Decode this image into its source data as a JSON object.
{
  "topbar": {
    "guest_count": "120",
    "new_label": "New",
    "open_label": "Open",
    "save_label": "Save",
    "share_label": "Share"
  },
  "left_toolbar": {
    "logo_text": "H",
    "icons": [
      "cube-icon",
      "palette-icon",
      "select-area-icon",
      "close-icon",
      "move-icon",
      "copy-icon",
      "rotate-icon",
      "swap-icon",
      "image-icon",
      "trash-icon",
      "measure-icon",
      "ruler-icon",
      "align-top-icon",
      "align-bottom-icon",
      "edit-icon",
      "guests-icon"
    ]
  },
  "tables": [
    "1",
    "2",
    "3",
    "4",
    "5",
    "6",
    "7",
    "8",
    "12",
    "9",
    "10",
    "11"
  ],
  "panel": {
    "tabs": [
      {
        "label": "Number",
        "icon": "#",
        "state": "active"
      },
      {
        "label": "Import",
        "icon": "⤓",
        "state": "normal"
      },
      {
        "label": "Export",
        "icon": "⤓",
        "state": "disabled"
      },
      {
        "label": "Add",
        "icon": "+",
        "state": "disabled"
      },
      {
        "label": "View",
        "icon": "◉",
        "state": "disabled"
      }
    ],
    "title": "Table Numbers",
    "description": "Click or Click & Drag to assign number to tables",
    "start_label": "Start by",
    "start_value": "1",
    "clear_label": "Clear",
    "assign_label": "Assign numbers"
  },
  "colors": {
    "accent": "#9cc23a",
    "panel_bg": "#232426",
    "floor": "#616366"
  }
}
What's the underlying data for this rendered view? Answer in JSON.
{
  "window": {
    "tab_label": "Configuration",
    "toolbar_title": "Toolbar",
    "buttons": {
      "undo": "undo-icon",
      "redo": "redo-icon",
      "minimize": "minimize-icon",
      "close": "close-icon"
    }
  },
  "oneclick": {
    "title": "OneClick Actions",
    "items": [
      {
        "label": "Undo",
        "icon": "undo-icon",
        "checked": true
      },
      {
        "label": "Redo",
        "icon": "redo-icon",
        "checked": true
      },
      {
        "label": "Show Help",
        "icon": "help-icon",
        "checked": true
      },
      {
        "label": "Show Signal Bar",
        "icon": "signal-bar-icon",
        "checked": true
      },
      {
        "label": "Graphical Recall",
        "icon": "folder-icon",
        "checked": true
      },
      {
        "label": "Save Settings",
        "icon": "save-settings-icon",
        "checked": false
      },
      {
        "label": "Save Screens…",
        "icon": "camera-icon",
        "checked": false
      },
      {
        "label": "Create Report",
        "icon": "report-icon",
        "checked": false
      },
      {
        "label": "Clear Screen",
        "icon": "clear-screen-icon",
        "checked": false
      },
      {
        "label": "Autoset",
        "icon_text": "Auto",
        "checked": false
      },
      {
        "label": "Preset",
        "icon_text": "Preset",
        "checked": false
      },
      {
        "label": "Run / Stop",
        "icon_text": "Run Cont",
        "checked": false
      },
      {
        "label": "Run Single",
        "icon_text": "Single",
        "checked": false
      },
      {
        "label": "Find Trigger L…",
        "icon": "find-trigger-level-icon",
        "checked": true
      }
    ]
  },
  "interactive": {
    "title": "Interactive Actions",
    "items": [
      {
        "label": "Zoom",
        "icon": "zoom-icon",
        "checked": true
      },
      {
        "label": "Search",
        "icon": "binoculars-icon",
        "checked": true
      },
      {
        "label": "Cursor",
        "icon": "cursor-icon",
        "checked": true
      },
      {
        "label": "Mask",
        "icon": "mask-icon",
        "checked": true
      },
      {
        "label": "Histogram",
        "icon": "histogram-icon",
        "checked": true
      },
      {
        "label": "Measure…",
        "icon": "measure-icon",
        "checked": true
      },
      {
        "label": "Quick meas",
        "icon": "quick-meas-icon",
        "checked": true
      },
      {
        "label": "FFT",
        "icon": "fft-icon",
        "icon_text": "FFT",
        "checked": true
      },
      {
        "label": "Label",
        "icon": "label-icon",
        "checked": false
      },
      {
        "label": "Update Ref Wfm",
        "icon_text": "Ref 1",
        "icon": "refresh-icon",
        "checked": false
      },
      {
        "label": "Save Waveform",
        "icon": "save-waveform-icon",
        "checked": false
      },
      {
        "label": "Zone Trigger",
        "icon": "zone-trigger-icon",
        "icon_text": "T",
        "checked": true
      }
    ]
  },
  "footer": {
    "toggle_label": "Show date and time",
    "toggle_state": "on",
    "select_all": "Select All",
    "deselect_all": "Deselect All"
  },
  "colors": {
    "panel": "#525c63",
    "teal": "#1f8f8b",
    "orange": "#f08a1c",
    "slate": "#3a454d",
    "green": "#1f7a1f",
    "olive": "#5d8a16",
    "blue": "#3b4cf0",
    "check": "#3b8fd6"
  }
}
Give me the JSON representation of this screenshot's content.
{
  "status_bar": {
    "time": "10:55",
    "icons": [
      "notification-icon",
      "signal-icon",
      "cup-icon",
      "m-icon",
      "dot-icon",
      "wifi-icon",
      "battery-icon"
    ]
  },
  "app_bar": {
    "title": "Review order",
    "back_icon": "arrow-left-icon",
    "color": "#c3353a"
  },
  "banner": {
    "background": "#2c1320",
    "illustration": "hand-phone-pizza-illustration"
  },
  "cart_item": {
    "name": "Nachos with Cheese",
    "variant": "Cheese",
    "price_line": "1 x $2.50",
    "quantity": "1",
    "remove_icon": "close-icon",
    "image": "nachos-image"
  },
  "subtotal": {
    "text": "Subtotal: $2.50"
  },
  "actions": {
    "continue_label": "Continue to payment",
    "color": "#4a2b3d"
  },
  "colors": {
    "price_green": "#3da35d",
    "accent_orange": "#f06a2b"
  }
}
*****
◆ REQUIREMENTS
Copy all of the material word for word.

◆ SOLUTION
Decode this image into its source data as a JSON object.
{
  "topbar": {
    "guest_count": "120",
    "new_label": "New",
    "open_label": "Open",
    "save_label": "Save",
    "share_label": "Share"
  },
  "left_toolbar": {
    "logo_text": "H",
    "icons": [
      "cube-icon",
      "palette-icon",
      "select-area-icon",
      "close-icon",
      "move-icon",
      "copy-icon",
      "rotate-icon",
      "swap-icon",
      "image-icon",
      "trash-icon",
      "measure-icon",
      "ruler-icon",
      "align-top-icon",
      "align-bottom-icon",
      "edit-icon",
      "guests-icon"
    ]
  },
  "tables": [
    "1",
    "2",
    "3",
    "4",
    "5",
    "6",
    "7",
    "8",
    "12",
    "9",
    "10",
    "11"
  ],
  "panel": {
    "tabs": [
      {
        "label": "Number",
        "icon": "#",
        "state": "active"
      },
      {
        "label": "Import",
        "icon": "⤓",
        "state": "normal"
      },
      {
        "label": "Export",
        "icon": "⤓",
        "state": "disabled"
      },
      {
        "label": "Add",
        "icon": "+",
        "state": "disabled"
      },
      {
        "label": "View",
        "icon": "◉",
        "state": "disabled"
      }
    ],
    "title": "Table Numbers",
    "description": "Click or Click & Drag to assign number to tables",
    "start_label": "Start by",
    "start_value": "1",
    "clear_label": "Clear",
    "assign_label": "Assign numbers"
  },
  "colors": {
    "accent": "#9cc23a",
    "panel_bg": "#232426",
    "floor": "#616366"
  }
}
What's the underlying data for this rendered view? Answer in JSON.
{
  "window": {
    "tab_label": "Configuration",
    "toolbar_title": "Toolbar",
    "buttons": {
      "undo": "undo-icon",
      "redo": "redo-icon",
      "minimize": "minimize-icon",
      "close": "close-icon"
    }
  },
  "oneclick": {
    "title": "OneClick Actions",
    "items": [
      {
        "label": "Undo",
        "icon": "undo-icon",
        "checked": true
      },
      {
        "label": "Redo",
        "icon": "redo-icon",
        "checked": true
      },
      {
        "label": "Show Help",
        "icon": "help-icon",
        "checked": true
      },
      {
        "label": "Show Signal Bar",
        "icon": "signal-bar-icon",
        "checked": true
      },
      {
        "label": "Graphical Recall",
        "icon": "folder-icon",
        "checked": true
      },
      {
        "label": "Save Settings",
        "icon": "save-settings-icon",
        "checked": false
      },
      {
        "label": "Save Screens…",
        "icon": "camera-icon",
        "checked": false
      },
      {
        "label": "Create Report",
        "icon": "report-icon",
        "checked": false
      },
      {
        "label": "Clear Screen",
        "icon": "clear-screen-icon",
        "checked": false
      },
      {
        "label": "Autoset",
        "icon_text": "Auto",
        "checked": false
      },
      {
        "label": "Preset",
        "icon_text": "Preset",
        "checked": false
      },
      {
        "label": "Run / Stop",
        "icon_text": "Run Cont",
        "checked": false
      },
      {
        "label": "Run Single",
        "icon_text": "Single",
        "checked": false
      },
      {
        "label": "Find Trigger L…",
        "icon": "find-trigger-level-icon",
        "checked": true
      }
    ]
  },
  "interactive": {
    "title": "Interactive Actions",
    "items": [
      {
        "label": "Zoom",
        "icon": "zoom-icon",
        "checked": true
      },
      {
        "label": "Search",
        "icon": "binoculars-icon",
        "checked": true
      },
      {
        "label": "Cursor",
        "icon": "cursor-icon",
        "checked": true
      },
      {
        "label": "Mask",
        "icon": "mask-icon",
        "checked": true
      },
      {
        "label": "Histogram",
        "icon": "histogram-icon",
        "checked": true
      },
      {
        "label": "Measure…",
        "icon": "measure-icon",
        "checked": true
      },
      {
        "label": "Quick meas",
        "icon": "quick-meas-icon",
        "checked": true
      },
      {
        "label": "FFT",
        "icon": "fft-icon",
        "icon_text": "FFT",
        "checked": true
      },
      {
        "label": "Label",
        "icon": "label-icon",
        "checked": false
      },
      {
        "label": "Update Ref Wfm",
        "icon_text": "Ref 1",
        "icon": "refresh-icon",
        "checked": false
      },
      {
        "label": "Save Waveform",
        "icon": "save-waveform-icon",
        "checked": false
      },
      {
        "label": "Zone Trigger",
        "icon": "zone-trigger-icon",
        "icon_text": "T",
        "checked": true
      }
    ]
  },
  "footer": {
    "toggle_label": "Show date and time",
    "toggle_state": "on",
    "select_all": "Select All",
    "deselect_all": "Deselect All"
  },
  "colors": {
    "panel": "#525c63",
    "teal": "#1f8f8b",
    "orange": "#f08a1c",
    "slate": "#3a454d",
    "green": "#1f7a1f",
    "olive": "#5d8a16",
    "blue": "#3b4cf0",
    "check": "#3b8fd6"
  }
}
Give me the JSON representation of this screenshot's content.
{
  "status_bar": {
    "time": "10:55",
    "icons": [
      "notification-icon",
      "signal-icon",
      "cup-icon",
      "m-icon",
      "dot-icon",
      "wifi-icon",
      "battery-icon"
    ]
  },
  "app_bar": {
    "title": "Review order",
    "back_icon": "arrow-left-icon",
    "color": "#c3353a"
  },
  "banner": {
    "background": "#2c1320",
    "illustration": "hand-phone-pizza-illustration"
  },
  "cart_item": {
    "name": "Nachos with Cheese",
    "variant": "Cheese",
    "price_line": "1 x $2.50",
    "quantity": "1",
    "remove_icon": "close-icon",
    "image": "nachos-image"
  },
  "subtotal": {
    "text": "Subtotal: $2.50"
  },
  "actions": {
    "continue_label": "Continue to payment",
    "color": "#4a2b3d"
  },
  "colors": {
    "price_green": "#3da35d",
    "accent_orange": "#f06a2b"
  }
}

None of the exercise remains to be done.